» **WRITTEN PROBLEM**:
Find the string "中外补偿贸易合同" in the listing and report every line that has it.

» **MATERIAL PROVIDED**:

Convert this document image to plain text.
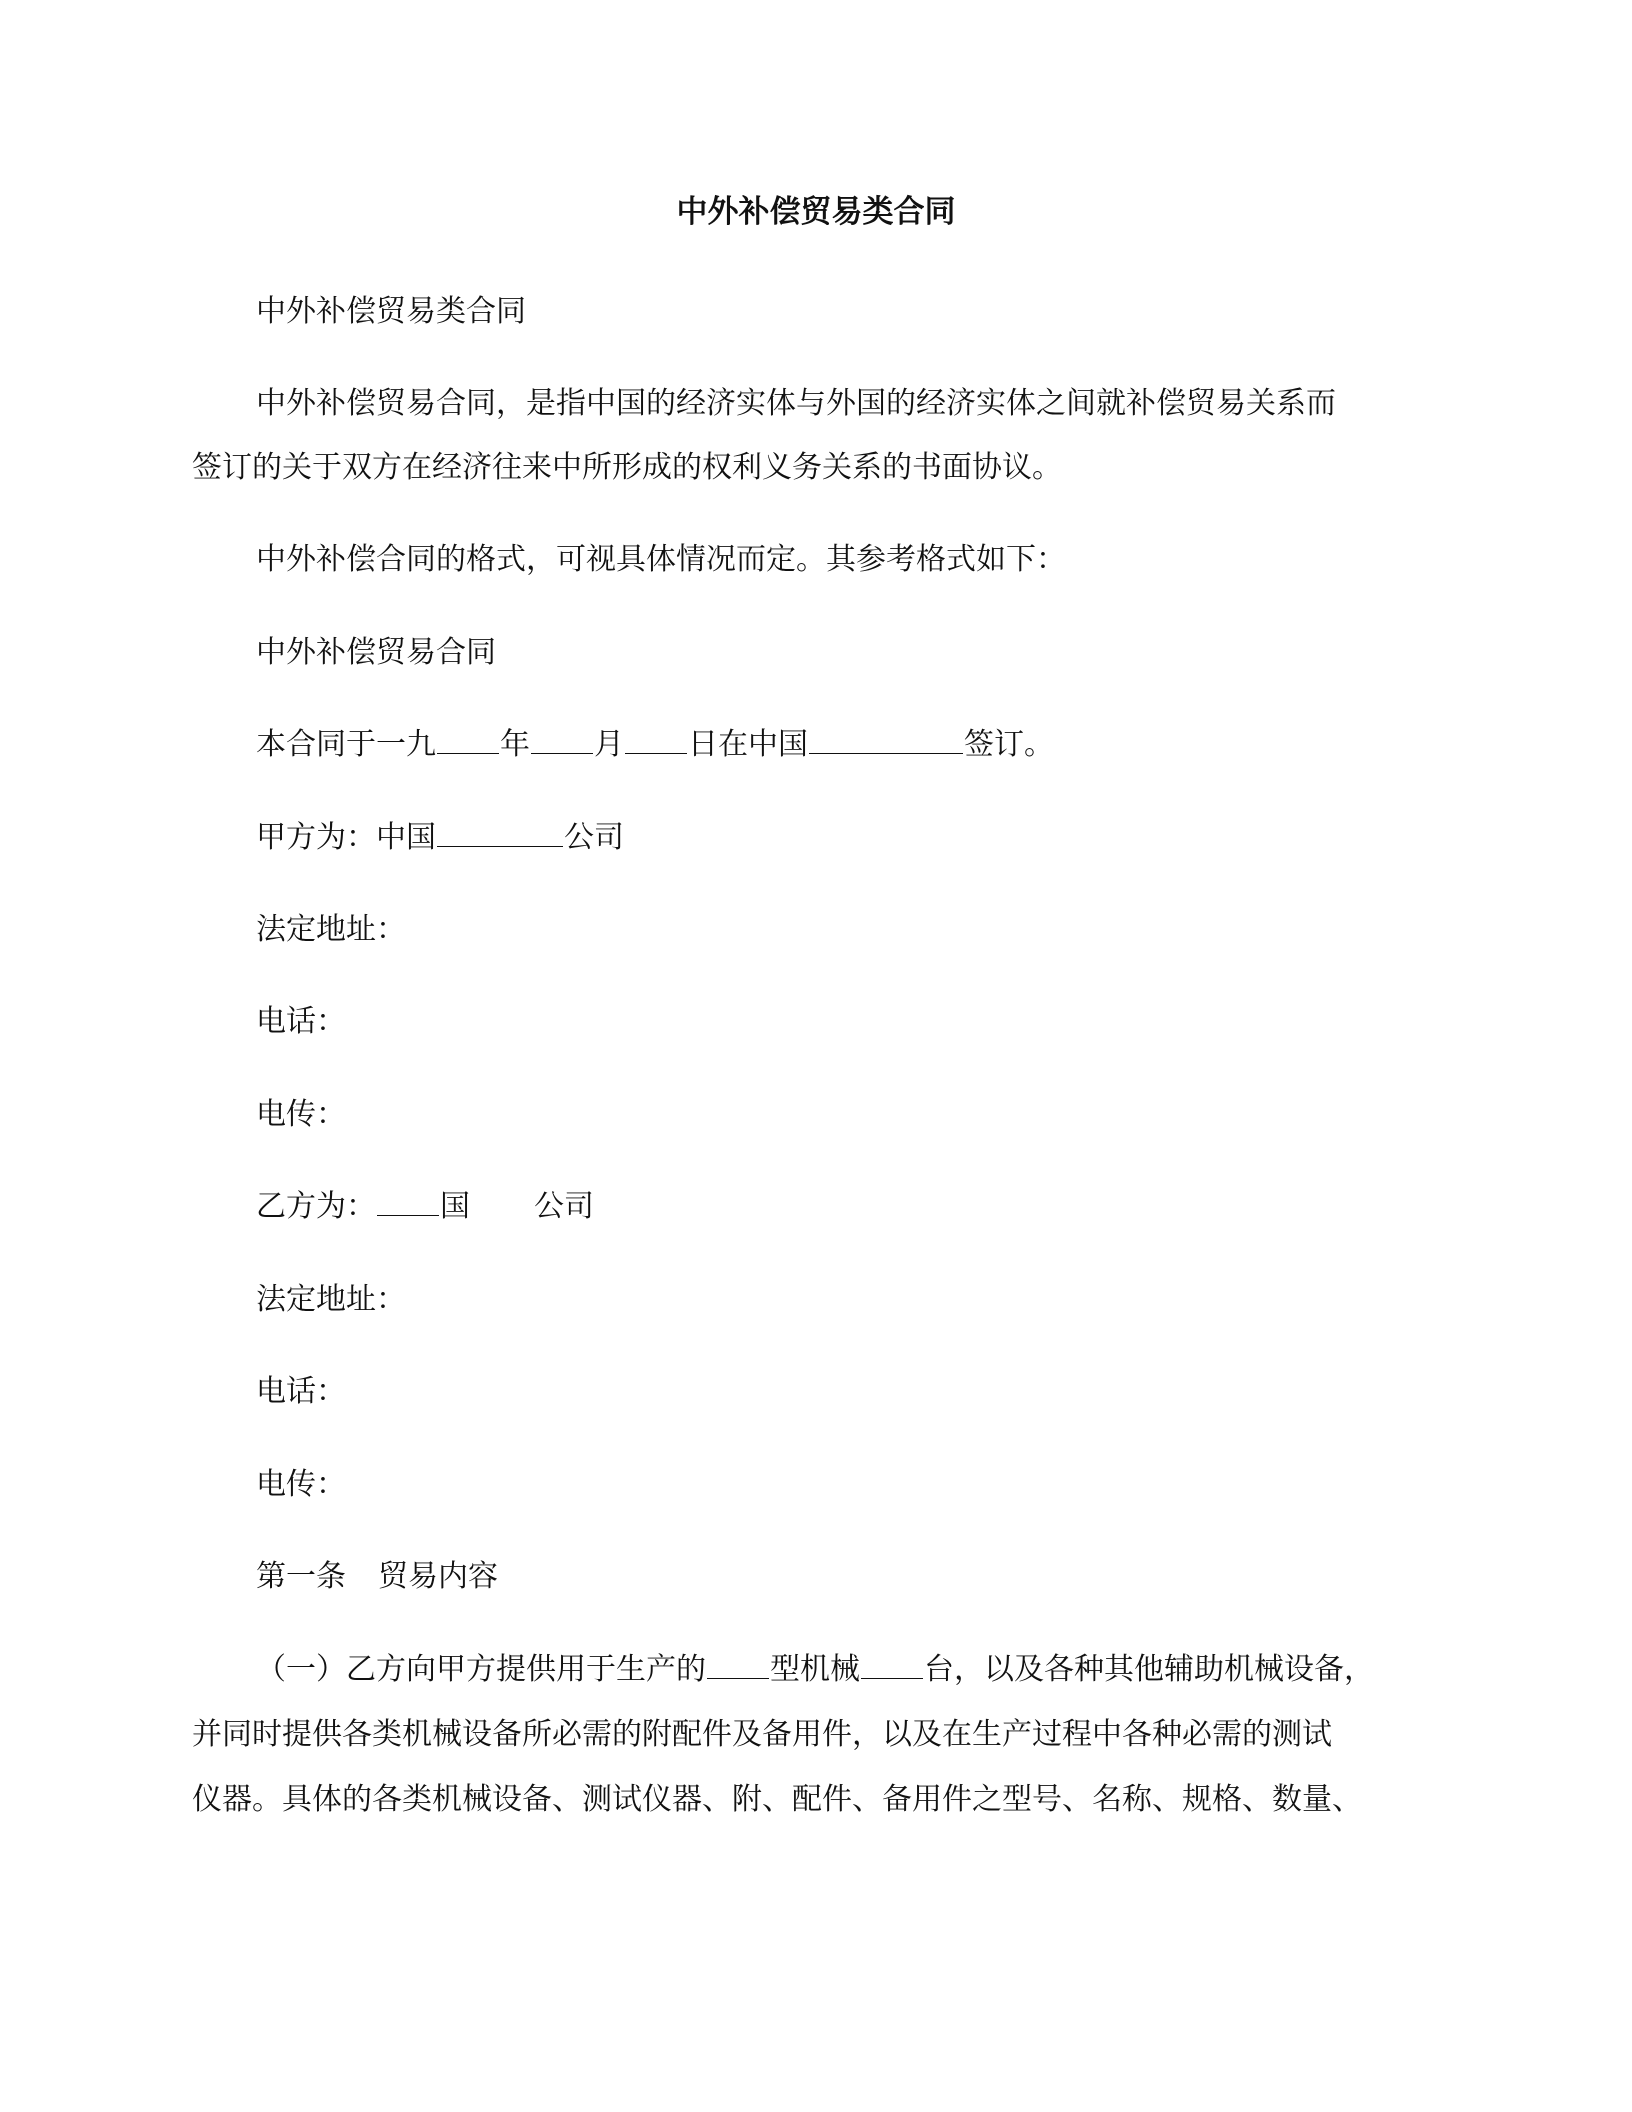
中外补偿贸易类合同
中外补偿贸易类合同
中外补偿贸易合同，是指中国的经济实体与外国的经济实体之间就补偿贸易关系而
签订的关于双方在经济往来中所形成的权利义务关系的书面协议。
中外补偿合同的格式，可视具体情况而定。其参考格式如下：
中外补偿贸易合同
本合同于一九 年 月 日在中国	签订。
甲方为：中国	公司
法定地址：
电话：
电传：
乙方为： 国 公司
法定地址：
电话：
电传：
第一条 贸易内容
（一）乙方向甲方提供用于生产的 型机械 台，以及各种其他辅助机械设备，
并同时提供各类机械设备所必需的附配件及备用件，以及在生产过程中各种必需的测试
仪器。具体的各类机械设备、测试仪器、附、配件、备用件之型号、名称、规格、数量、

» **RESULT FOR THIS TASK**:
中外补偿贸易合同，是指中国的经济实体与外国的经济实体之间就补偿贸易关系而
中外补偿贸易合同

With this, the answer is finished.